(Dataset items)
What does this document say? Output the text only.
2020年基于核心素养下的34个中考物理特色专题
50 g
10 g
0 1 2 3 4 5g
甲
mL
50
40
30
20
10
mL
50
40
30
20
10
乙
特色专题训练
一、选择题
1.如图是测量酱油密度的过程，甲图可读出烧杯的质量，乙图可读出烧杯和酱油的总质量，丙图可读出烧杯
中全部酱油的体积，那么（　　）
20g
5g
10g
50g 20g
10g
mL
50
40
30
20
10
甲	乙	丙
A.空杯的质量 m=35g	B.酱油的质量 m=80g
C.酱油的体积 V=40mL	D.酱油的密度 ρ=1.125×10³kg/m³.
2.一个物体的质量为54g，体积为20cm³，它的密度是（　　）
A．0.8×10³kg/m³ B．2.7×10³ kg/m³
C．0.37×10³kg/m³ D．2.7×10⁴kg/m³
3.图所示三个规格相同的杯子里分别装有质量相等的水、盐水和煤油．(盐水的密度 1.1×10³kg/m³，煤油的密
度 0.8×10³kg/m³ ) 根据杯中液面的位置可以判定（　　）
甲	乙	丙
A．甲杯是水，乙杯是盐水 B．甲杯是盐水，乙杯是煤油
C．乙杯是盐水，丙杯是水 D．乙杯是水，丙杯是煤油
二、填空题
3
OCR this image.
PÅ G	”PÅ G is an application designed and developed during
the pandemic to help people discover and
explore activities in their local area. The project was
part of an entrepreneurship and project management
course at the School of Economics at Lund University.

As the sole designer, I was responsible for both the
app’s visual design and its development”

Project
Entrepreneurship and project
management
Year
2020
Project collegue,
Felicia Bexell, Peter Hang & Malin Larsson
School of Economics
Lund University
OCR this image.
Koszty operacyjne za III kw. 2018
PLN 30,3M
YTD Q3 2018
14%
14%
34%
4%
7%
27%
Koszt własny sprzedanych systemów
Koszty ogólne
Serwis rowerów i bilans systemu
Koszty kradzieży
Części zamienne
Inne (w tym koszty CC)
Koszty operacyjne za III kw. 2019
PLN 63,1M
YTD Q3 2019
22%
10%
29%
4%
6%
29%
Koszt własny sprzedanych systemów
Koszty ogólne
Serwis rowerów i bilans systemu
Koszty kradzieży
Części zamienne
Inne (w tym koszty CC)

* _What the exercise asks_
From the preceding material, extract every line exactly.

* _Response to this task_
What does this document say? Output the text only.
2020年基于核心素养下的34个中考物理特色专题
50 g
10 g
0 1 2 3 4 5g
甲
mL
50
40
30
20
10
mL
50
40
30
20
10
乙
特色专题训练
一、选择题
1.如图是测量酱油密度的过程，甲图可读出烧杯的质量，乙图可读出烧杯和酱油的总质量，丙图可读出烧杯
中全部酱油的体积，那么（　　）
20g
5g
10g
50g 20g
10g
mL
50
40
30
20
10
甲	乙	丙
A.空杯的质量 m=35g	B.酱油的质量 m=80g
C.酱油的体积 V=40mL	D.酱油的密度 ρ=1.125×10³kg/m³.
2.一个物体的质量为54g，体积为20cm³，它的密度是（　　）
A．0.8×10³kg/m³ B．2.7×10³ kg/m³
C．0.37×10³kg/m³ D．2.7×10⁴kg/m³
3.图所示三个规格相同的杯子里分别装有质量相等的水、盐水和煤油．(盐水的密度 1.1×10³kg/m³，煤油的密
度 0.8×10³kg/m³ ) 根据杯中液面的位置可以判定（　　）
甲	乙	丙
A．甲杯是水，乙杯是盐水 B．甲杯是盐水，乙杯是煤油
C．乙杯是盐水，丙杯是水 D．乙杯是水，丙杯是煤油
二、填空题
3
OCR this image.
PÅ G	”PÅ G is an application designed and developed during
the pandemic to help people discover and
explore activities in their local area. The project was
part of an entrepreneurship and project management
course at the School of Economics at Lund University.

As the sole designer, I was responsible for both the
app’s visual design and its development”

Project
Entrepreneurship and project
management
Year
2020
Project collegue,
Felicia Bexell, Peter Hang & Malin Larsson
School of Economics
Lund University
OCR this image.
Koszty operacyjne za III kw. 2018
PLN 30,3M
YTD Q3 2018
14%
14%
34%
4%
7%
27%
Koszt własny sprzedanych systemów
Koszty ogólne
Serwis rowerów i bilans systemu
Koszty kradzieży
Części zamienne
Inne (w tym koszty CC)
Koszty operacyjne za III kw. 2019
PLN 63,1M
YTD Q3 2019
22%
10%
29%
4%
6%
29%
Koszt własny sprzedanych systemów
Koszty ogólne
Serwis rowerów i bilans systemu
Koszty kradzieży
Części zamienne
Inne (w tym koszty CC)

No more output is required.